Request :: Can you copy out the data exactly? Leave the images out.

Provided entries ::
* START *
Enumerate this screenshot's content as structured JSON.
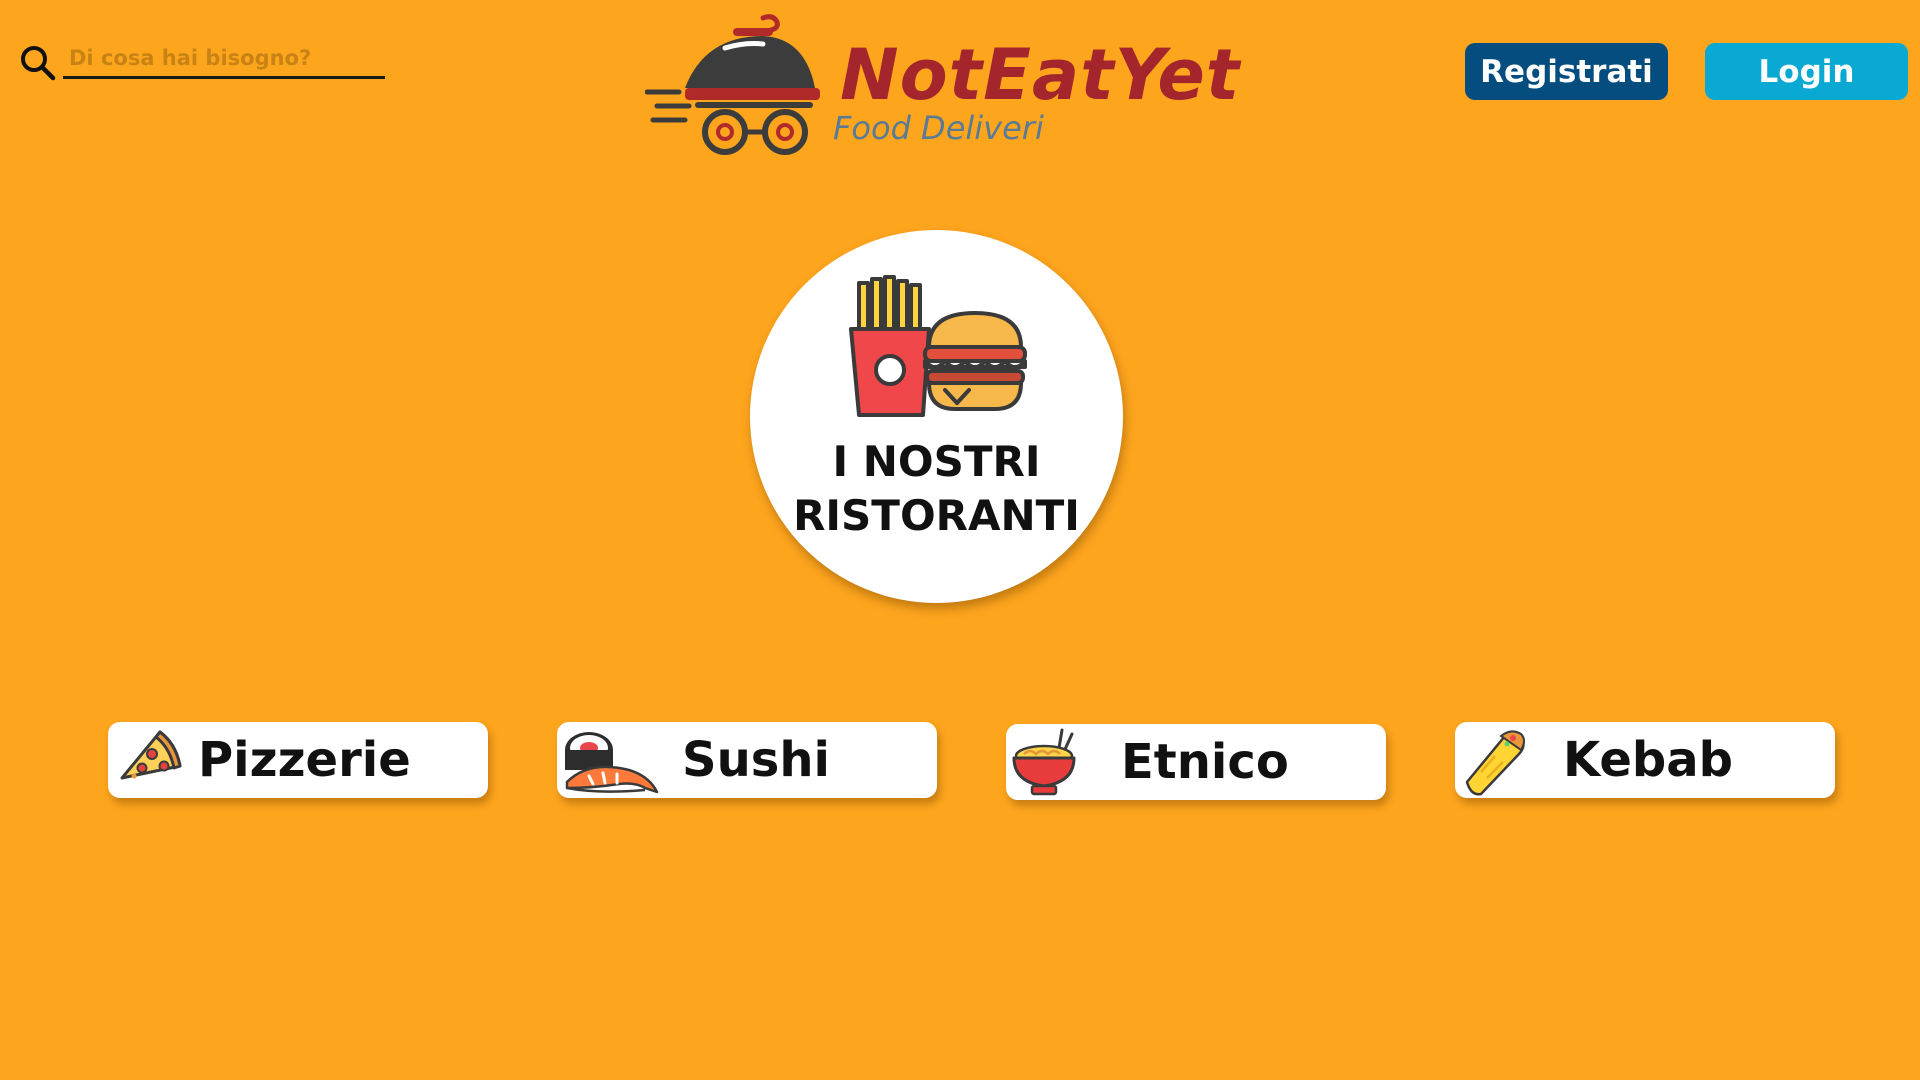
{
  "search": {
    "placeholder": "Di cosa hai bisogno?",
    "value": ""
  },
  "logo": {
    "title": "NotEatYet",
    "subtitle": "Food Deliveri"
  },
  "header": {
    "register_label": "Registrati",
    "login_label": "Login"
  },
  "hero": {
    "line1": "I NOSTRI",
    "line2": "RISTORANTI",
    "icon": "fries-burger-icon"
  },
  "categories": [
    {
      "label": "Pizzerie",
      "icon": "pizza-icon"
    },
    {
      "label": "Sushi",
      "icon": "sushi-icon"
    },
    {
      "label": "Etnico",
      "icon": "noodle-bowl-icon"
    },
    {
      "label": "Kebab",
      "icon": "kebab-wrap-icon"
    }
  ],
  "colors": {
    "background": "#fea51e",
    "brand_red": "#a4262c",
    "register_button": "#054d7f",
    "login_button": "#0aa9d4"
  }
}
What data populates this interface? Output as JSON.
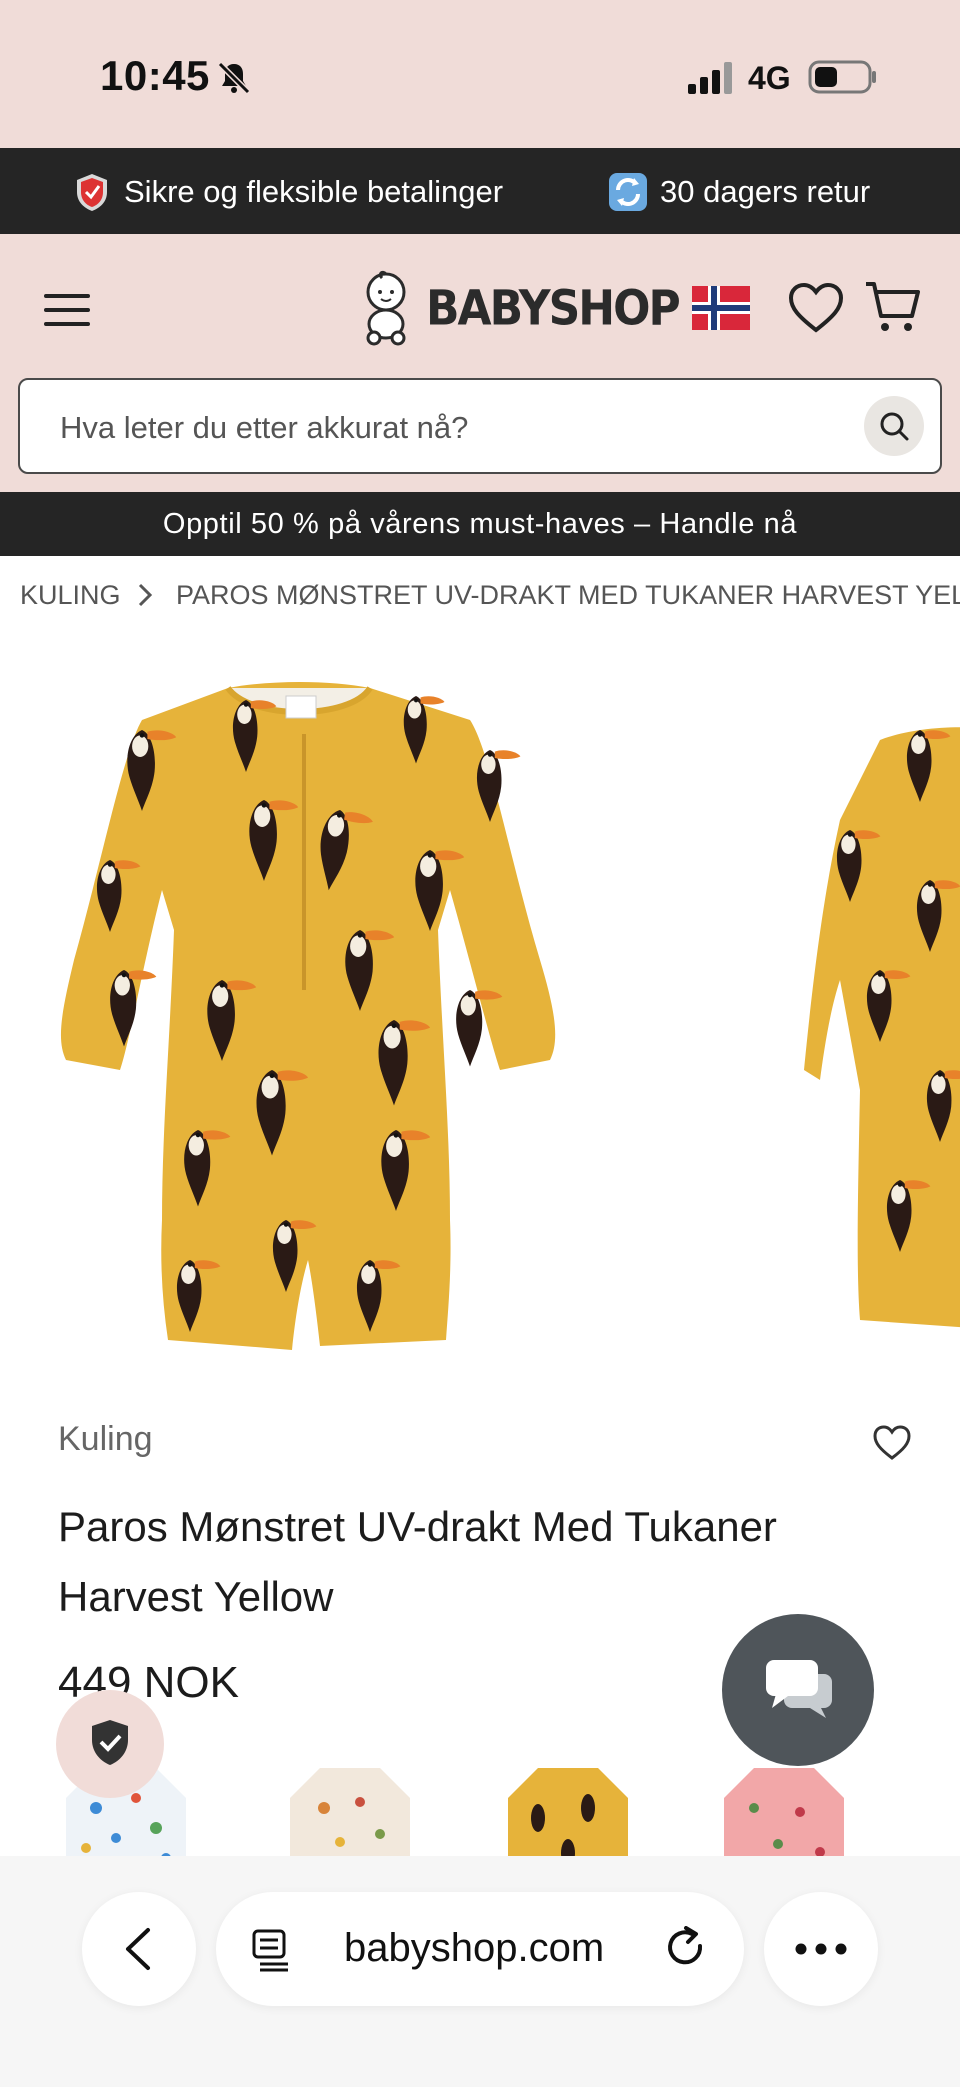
{
  "status_bar": {
    "time": "10:45",
    "network": "4G"
  },
  "trust_bar": {
    "item1": "Sikre og fleksible betalinger",
    "item2": "30 dagers retur"
  },
  "header": {
    "logo_text": "BABYSHOP",
    "search_placeholder": "Hva leter du etter akkurat nå?"
  },
  "promo": {
    "text": "Opptil 50 % på vårens must-haves – Handle nå"
  },
  "breadcrumb": {
    "items": [
      "KULING",
      "PAROS MØNSTRET UV-DRAKT MED TUKANER HARVEST YELLOW"
    ]
  },
  "product": {
    "brand": "Kuling",
    "title": "Paros Mønstret UV-drakt Med Tukaner Harvest Yellow",
    "price": "449 NOK",
    "variants": [
      "blue-white print",
      "cream fruit print",
      "yellow toucan print",
      "pink print"
    ]
  },
  "browser": {
    "url": "babyshop.com"
  },
  "colors": {
    "header_bg": "#f0dcd8",
    "dark_bar": "#252525",
    "garment_yellow": "#e6b33a",
    "chat_bubble": "#4f555a"
  },
  "icons": [
    "bell-slash-icon",
    "signal-icon",
    "battery-icon",
    "shield-icon",
    "return-icon",
    "menu-icon",
    "flag-norway-icon",
    "heart-icon",
    "cart-icon",
    "search-icon",
    "chevron-right-icon",
    "chat-icon",
    "verified-shield-icon",
    "chevron-left-icon",
    "page-icon",
    "reload-icon",
    "more-icon"
  ]
}
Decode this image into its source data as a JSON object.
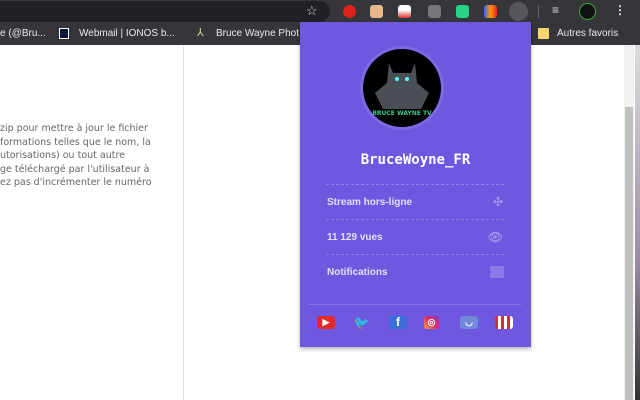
{
  "bookmarks": {
    "items": [
      "e (@Bru...",
      "Webmail | IONOS b...",
      "Bruce Wayne Phot"
    ],
    "other": "Autres favoris"
  },
  "page": {
    "lines": [
      "zip pour mettre à jour le fichier",
      "formations telles que le nom, la",
      "utorisations) ou tout autre",
      "ge téléchargé par l'utilisateur à",
      "ez pas d'incrémenter le numéro"
    ]
  },
  "popup": {
    "avatar_text": "BRUCE WAYNE TV",
    "username": "BruceWoyne_FR",
    "status": "Stream hors-ligne",
    "views": "11 129 vues",
    "notifications": "Notifications",
    "accent": "#6f57e0"
  },
  "social": [
    "youtube",
    "twitter",
    "facebook",
    "instagram",
    "discord",
    "shop"
  ]
}
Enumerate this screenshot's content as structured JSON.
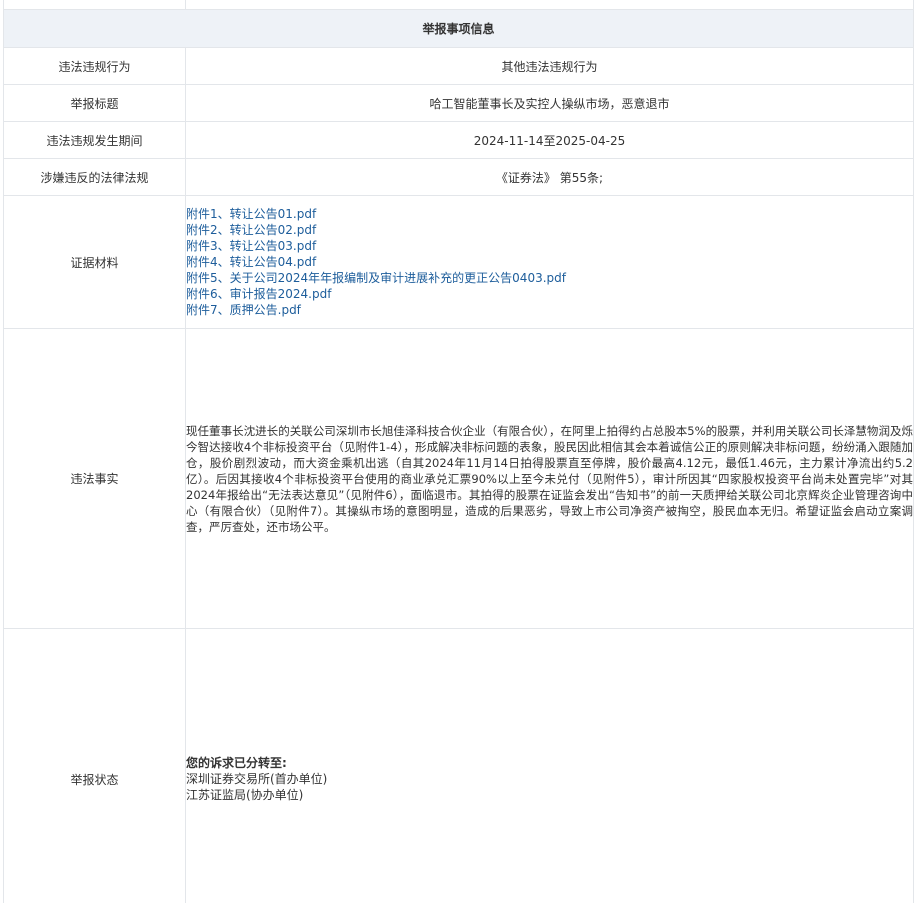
{
  "section_title": "举报事项信息",
  "rows": {
    "violation_type": {
      "label": "违法违规行为",
      "value": "其他违法违规行为"
    },
    "report_title": {
      "label": "举报标题",
      "value": "哈工智能董事长及实控人操纵市场，恶意退市"
    },
    "period": {
      "label": "违法违规发生期间",
      "value": "2024-11-14至2025-04-25"
    },
    "laws": {
      "label": "涉嫌违反的法律法规",
      "value": "《证券法》 第55条;"
    },
    "evidence": {
      "label": "证据材料",
      "files": [
        "附件1、转让公告01.pdf",
        "附件2、转让公告02.pdf",
        "附件3、转让公告03.pdf",
        "附件4、转让公告04.pdf",
        "附件5、关于公司2024年年报编制及审计进展补充的更正公告0403.pdf",
        "附件6、审计报告2024.pdf",
        "附件7、质押公告.pdf"
      ]
    },
    "facts": {
      "label": "违法事实",
      "text": "现任董事长沈进长的关联公司深圳市长旭佳泽科技合伙企业（有限合伙），在阿里上拍得约占总股本5%的股票，并利用关联公司长泽慧物润及烁今智达接收4个非标投资平台（见附件1-4），形成解决非标问题的表象，股民因此相信其会本着诚信公正的原则解决非标问题，纷纷涌入跟随加仓，股价剧烈波动，而大资金乘机出逃（自其2024年11月14日拍得股票直至停牌，股价最高4.12元，最低1.46元，主力累计净流出约5.2亿）。后因其接收4个非标投资平台使用的商业承兑汇票90%以上至今未兑付（见附件5），审计所因其“四家股权投资平台尚未处置完毕”对其2024年报给出“无法表达意见”（见附件6），面临退市。其拍得的股票在证监会发出“告知书”的前一天质押给关联公司北京辉炎企业管理咨询中心（有限合伙）（见附件7）。其操纵市场的意图明显，造成的后果恶劣，导致上市公司净资产被掏空，股民血本无归。希望证监会启动立案调查，严厉查处，还市场公平。"
    },
    "status": {
      "label": "举报状态",
      "title": "您的诉求已分转至:",
      "lines": [
        "深圳证券交易所(首办单位)",
        "江苏证监局(协办单位)"
      ]
    }
  },
  "colors": {
    "header_bg": "#eef2f7",
    "border": "#e3e6ea",
    "link": "#1d5d9b",
    "text": "#333333"
  }
}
* END *
Answer to this problem ::
Enumerate this screenshot's content as structured JSON.
{
  "search": {
    "placeholder": "Di cosa hai bisogno?",
    "value": ""
  },
  "logo": {
    "title": "NotEatYet",
    "subtitle": "Food Deliveri"
  },
  "header": {
    "register_label": "Registrati",
    "login_label": "Login"
  },
  "hero": {
    "line1": "I NOSTRI",
    "line2": "RISTORANTI",
    "icon": "fries-burger-icon"
  },
  "categories": [
    {
      "label": "Pizzerie",
      "icon": "pizza-icon"
    },
    {
      "label": "Sushi",
      "icon": "sushi-icon"
    },
    {
      "label": "Etnico",
      "icon": "noodle-bowl-icon"
    },
    {
      "label": "Kebab",
      "icon": "kebab-wrap-icon"
    }
  ],
  "colors": {
    "background": "#fea51e",
    "brand_red": "#a4262c",
    "register_button": "#054d7f",
    "login_button": "#0aa9d4"
  }
}
What data populates this interface? Output as JSON.
{
  "status_bar": {
    "time": "10:45",
    "network": "4G"
  },
  "trust_bar": {
    "item1": "Sikre og fleksible betalinger",
    "item2": "30 dagers retur"
  },
  "header": {
    "logo_text": "BABYSHOP",
    "search_placeholder": "Hva leter du etter akkurat nå?"
  },
  "promo": {
    "text": "Opptil 50 % på vårens must-haves – Handle nå"
  },
  "breadcrumb": {
    "items": [
      "KULING",
      "PAROS MØNSTRET UV-DRAKT MED TUKANER HARVEST YELLOW"
    ]
  },
  "product": {
    "brand": "Kuling",
    "title": "Paros Mønstret UV-drakt Med Tukaner Harvest Yellow",
    "price": "449 NOK",
    "variants": [
      "blue-white print",
      "cream fruit print",
      "yellow toucan print",
      "pink print"
    ]
  },
  "browser": {
    "url": "babyshop.com"
  },
  "colors": {
    "header_bg": "#f0dcd8",
    "dark_bar": "#252525",
    "garment_yellow": "#e6b33a",
    "chat_bubble": "#4f555a"
  },
  "icons": [
    "bell-slash-icon",
    "signal-icon",
    "battery-icon",
    "shield-icon",
    "return-icon",
    "menu-icon",
    "flag-norway-icon",
    "heart-icon",
    "cart-icon",
    "search-icon",
    "chevron-right-icon",
    "chat-icon",
    "verified-shield-icon",
    "chevron-left-icon",
    "page-icon",
    "reload-icon",
    "more-icon"
  ]
}
Decode this image into its source data as a JSON object.
{
  "bookmarks": {
    "items": [
      "e (@Bru...",
      "Webmail | IONOS b...",
      "Bruce Wayne Phot"
    ],
    "other": "Autres favoris"
  },
  "page": {
    "lines": [
      "zip pour mettre à jour le fichier",
      "formations telles que le nom, la",
      "utorisations) ou tout autre",
      "ge téléchargé par l'utilisateur à",
      "ez pas d'incrémenter le numéro"
    ]
  },
  "popup": {
    "avatar_text": "BRUCE WAYNE TV",
    "username": "BruceWoyne_FR",
    "status": "Stream hors-ligne",
    "views": "11 129 vues",
    "notifications": "Notifications",
    "accent": "#6f57e0"
  },
  "social": [
    "youtube",
    "twitter",
    "facebook",
    "instagram",
    "discord",
    "shop"
  ]
}
Enumerate this screenshot's content as structured JSON.
{
  "section_title": "举报事项信息",
  "rows": {
    "violation_type": {
      "label": "违法违规行为",
      "value": "其他违法违规行为"
    },
    "report_title": {
      "label": "举报标题",
      "value": "哈工智能董事长及实控人操纵市场，恶意退市"
    },
    "period": {
      "label": "违法违规发生期间",
      "value": "2024-11-14至2025-04-25"
    },
    "laws": {
      "label": "涉嫌违反的法律法规",
      "value": "《证券法》 第55条;"
    },
    "evidence": {
      "label": "证据材料",
      "files": [
        "附件1、转让公告01.pdf",
        "附件2、转让公告02.pdf",
        "附件3、转让公告03.pdf",
        "附件4、转让公告04.pdf",
        "附件5、关于公司2024年年报编制及审计进展补充的更正公告0403.pdf",
        "附件6、审计报告2024.pdf",
        "附件7、质押公告.pdf"
      ]
    },
    "facts": {
      "label": "违法事实",
      "text": "现任董事长沈进长的关联公司深圳市长旭佳泽科技合伙企业（有限合伙），在阿里上拍得约占总股本5%的股票，并利用关联公司长泽慧物润及烁今智达接收4个非标投资平台（见附件1-4），形成解决非标问题的表象，股民因此相信其会本着诚信公正的原则解决非标问题，纷纷涌入跟随加仓，股价剧烈波动，而大资金乘机出逃（自其2024年11月14日拍得股票直至停牌，股价最高4.12元，最低1.46元，主力累计净流出约5.2亿）。后因其接收4个非标投资平台使用的商业承兑汇票90%以上至今未兑付（见附件5），审计所因其“四家股权投资平台尚未处置完毕”对其2024年报给出“无法表达意见”（见附件6），面临退市。其拍得的股票在证监会发出“告知书”的前一天质押给关联公司北京辉炎企业管理咨询中心（有限合伙）（见附件7）。其操纵市场的意图明显，造成的后果恶劣，导致上市公司净资产被掏空，股民血本无归。希望证监会启动立案调查，严厉查处，还市场公平。"
    },
    "status": {
      "label": "举报状态",
      "title": "您的诉求已分转至:",
      "lines": [
        "深圳证券交易所(首办单位)",
        "江苏证监局(协办单位)"
      ]
    }
  },
  "colors": {
    "header_bg": "#eef2f7",
    "border": "#e3e6ea",
    "link": "#1d5d9b",
    "text": "#333333"
  }
}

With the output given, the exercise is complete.